#### [Selected excerpt]

● ● ●

In addition to carrying high costs, gene therapy is also considered “risky” and is “currently being tested only for diseases that have no other cures,” according to the US National Library of Medicine.
Minassian said gene therapy has already been used successfully to treat spinal muscular atrophy, which is similar to SPG50. But because it involves a one-time dose of the gene-carrying virus, pharmaceutical companies charge millions of dollars for it, “a high price that makes up for all the investment in making it and doing the research,” Minassian said.
The alternative is to have governments or private foundations fund the research.
And while some might not see curing a disorder that affects less than 100 people worldwide as a good investment, Minassian said treating diseases like Michael’s could lead to cures for more common ailments in which multiple genes are involved, such as multiple sclerosis, Alzheimer’s and Parkinson’s.
“To fix those diseases, we need to learn first how to fix the diseases where single genes are defective, such as Michael’s disease,” Minassian said. “Research in these rare, terrible diseases of children is going to be the springboard for us to figure out how to treat the common diseases that afflict every one of us.”
“It’s a societal decision. Do we want to invest in these advanced approaches to help us all be better, or do we want to invest in the war industry and so on?” Minassian asked.
In the absence of such investment, families like Michael’s must ask friends and strangers for help. So far, the GoFundMe page for Michael’s gene therapy has raised more than $499,000 in three months from more than 3,000 donors. The family says they will use any extra funds to support gene therapy for other SPG50 patients.
But finding the money is just a first step. Pirovolakis said his family will then need to provide proof of concept, manufacture a clinical-grade drug, undergo safety studies and request the US Food and Drug Administration’s permission to proceed with a clinical trial.
All the while, Michael’s disease is taking its toll on his body. Michael currently can’t walk on his own, and he does not talk. Spasticity and neurological delays could begin as soon as age three, which is a little more than a year away, his father said. By age 10, Michael is expected to lose the ability to walk. Between the ages of 10 and 15, he will become paralysed from the shoulders down and lose some of his brain function.
“If we could do the $3m today, I would be screaming from rooftops and knocking on doors,” Pirovolakis said. “I’d sell everything that we own – cars, rings, whatever it was to do it. Unfortunately, it’s going to take 18 to 24 months to get this cure.”
The couple currently pays between $3,000 and $5,000 out of pocket per month to supplement Michael’s physical and occupational therapies and other treatments. Seizures frequently send him to the hospital.
As the couple struggles to give their other two children a semblance of a normal life, neighbours have stepped in to help, putting up signs, raising money and throwing on their bathrobes when they see the lights of an ambulance approaching the family’s home in the middle of the night.
“We feel like we have an army behind us,” Pirovolakis said. “Two or three neighbours will be standing there saying, ‘We’ll watch the other kids for you, just go.'”
In addition to their uphill financial battle, Michael’s parents also struggle with the uncertainty of his future. “It’s the unknown,” says Kumaritakis. “When you have a normal child who is born with no health issues, you can kind of see their path – they’ll grow up, they’ll develop, they’ll have a life. But we don’t know what Michael’s future is. We don’t know how far he’ll go.”
This is the first story in AJ Impact’s three-part series on the human faces behind rare diagnoses and the challenges researchers and patients face in funding research and accessing treatment.

● ● ●

#### [Listing from a data collection]
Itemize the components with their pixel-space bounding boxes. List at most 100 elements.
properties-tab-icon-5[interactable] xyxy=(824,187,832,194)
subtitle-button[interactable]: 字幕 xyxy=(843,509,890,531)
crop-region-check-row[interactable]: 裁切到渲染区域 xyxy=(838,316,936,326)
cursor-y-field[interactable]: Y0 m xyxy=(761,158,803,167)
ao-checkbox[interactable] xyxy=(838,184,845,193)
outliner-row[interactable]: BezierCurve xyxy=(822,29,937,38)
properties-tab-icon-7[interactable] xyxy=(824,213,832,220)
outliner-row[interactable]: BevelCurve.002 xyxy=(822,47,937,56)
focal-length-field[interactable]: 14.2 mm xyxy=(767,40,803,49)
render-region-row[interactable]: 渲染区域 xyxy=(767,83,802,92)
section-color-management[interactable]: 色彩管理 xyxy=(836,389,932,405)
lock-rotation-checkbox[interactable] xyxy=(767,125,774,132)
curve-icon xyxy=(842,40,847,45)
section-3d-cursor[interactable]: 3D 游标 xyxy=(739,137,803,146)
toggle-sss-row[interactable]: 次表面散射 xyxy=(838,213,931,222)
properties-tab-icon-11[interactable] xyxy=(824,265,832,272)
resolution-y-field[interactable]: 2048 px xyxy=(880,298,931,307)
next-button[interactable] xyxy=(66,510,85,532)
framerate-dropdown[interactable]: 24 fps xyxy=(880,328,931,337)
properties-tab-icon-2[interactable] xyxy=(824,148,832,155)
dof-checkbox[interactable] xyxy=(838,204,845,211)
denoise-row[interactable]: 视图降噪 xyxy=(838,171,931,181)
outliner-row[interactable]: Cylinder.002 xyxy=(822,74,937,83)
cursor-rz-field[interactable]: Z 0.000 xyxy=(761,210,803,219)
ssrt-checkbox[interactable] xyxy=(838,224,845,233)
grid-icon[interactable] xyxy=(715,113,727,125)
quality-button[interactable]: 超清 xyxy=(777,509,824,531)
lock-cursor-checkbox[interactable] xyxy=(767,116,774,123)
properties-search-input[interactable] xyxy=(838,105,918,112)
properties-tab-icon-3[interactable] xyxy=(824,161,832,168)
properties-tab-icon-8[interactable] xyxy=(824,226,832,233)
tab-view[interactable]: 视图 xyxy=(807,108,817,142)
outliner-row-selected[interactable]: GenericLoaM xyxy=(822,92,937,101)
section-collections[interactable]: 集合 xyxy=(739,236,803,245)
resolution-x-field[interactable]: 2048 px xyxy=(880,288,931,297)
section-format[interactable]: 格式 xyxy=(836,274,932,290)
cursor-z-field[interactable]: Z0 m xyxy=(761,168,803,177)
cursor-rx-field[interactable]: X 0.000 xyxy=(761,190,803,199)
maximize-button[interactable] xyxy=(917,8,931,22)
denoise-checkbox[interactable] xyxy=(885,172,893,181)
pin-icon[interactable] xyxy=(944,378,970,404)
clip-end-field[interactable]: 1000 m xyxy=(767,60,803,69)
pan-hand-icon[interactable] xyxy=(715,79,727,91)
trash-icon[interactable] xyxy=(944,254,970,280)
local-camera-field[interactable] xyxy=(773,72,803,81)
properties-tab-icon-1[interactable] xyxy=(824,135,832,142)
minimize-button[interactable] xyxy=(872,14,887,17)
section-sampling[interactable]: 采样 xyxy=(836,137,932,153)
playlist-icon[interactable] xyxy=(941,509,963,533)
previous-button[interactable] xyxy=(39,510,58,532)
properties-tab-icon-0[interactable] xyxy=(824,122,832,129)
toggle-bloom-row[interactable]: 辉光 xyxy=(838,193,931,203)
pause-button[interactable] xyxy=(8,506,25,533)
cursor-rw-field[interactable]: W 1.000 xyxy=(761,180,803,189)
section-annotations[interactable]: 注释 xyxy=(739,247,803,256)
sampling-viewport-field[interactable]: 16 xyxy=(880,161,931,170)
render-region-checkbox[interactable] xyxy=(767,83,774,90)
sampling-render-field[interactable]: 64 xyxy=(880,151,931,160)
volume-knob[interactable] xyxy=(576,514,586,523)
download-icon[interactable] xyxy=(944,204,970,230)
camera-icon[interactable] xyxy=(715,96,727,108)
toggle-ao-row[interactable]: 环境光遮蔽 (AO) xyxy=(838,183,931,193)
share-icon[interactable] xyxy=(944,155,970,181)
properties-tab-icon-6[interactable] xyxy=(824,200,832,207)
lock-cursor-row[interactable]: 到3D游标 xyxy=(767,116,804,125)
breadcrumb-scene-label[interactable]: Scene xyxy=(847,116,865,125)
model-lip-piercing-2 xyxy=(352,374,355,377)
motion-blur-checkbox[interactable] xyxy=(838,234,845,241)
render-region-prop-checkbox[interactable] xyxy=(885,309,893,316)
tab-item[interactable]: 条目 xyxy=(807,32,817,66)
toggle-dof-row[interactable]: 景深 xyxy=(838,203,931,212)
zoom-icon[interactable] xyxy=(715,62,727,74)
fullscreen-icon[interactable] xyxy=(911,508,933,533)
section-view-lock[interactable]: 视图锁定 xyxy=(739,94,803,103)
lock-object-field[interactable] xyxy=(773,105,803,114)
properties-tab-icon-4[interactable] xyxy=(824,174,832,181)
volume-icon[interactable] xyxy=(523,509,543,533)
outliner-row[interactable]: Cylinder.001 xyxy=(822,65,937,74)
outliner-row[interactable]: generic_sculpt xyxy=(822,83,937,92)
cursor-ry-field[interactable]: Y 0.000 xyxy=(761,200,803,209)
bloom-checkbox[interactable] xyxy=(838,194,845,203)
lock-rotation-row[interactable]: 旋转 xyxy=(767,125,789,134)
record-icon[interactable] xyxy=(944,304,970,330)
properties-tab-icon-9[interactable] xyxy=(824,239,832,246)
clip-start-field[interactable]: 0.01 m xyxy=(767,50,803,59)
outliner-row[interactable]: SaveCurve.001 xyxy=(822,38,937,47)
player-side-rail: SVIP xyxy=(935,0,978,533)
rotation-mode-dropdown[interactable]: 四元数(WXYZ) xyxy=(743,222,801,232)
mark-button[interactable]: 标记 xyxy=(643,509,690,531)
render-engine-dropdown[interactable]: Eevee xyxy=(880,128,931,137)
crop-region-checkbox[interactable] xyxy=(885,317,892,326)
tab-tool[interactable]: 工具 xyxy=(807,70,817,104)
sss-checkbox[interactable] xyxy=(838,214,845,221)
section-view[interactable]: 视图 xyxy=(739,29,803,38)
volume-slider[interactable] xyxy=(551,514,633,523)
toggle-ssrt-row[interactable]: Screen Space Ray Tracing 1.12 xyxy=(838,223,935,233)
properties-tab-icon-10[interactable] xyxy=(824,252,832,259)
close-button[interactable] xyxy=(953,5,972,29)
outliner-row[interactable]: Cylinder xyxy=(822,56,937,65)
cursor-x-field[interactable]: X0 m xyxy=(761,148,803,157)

● ● ●

#### [Tasks]
**A)** Answer these from the SPG50 article:
(i) How much has the GoFundMe page for Michael's gene therapy raised, and over what period?
(ii) How much does the couple pay out of pocket each month for Michael's therapies and other treatments?
(iii) By what age is Michael expected to lose the ability to walk?
**B)** Please copy the passage of the SPG50 article from "In the absence" to "other SPG50 patients." word for word.
The listing was taken from a separate source, not from the SPG50 article.

#### [Solved tasks]
**A)**
(i) More than $499,000 in three months.
(ii) Between $3,000 and $5,000.
(iii) By age 10.

**B)**
In the absence of such investment, families like Michael’s must ask friends and strangers for help. So far, the GoFundMe page for Michael’s gene therapy has raised more than $499,000 in three months from more than 3,000 donors. The family says they will use any extra funds to support gene therapy for other SPG50 patients.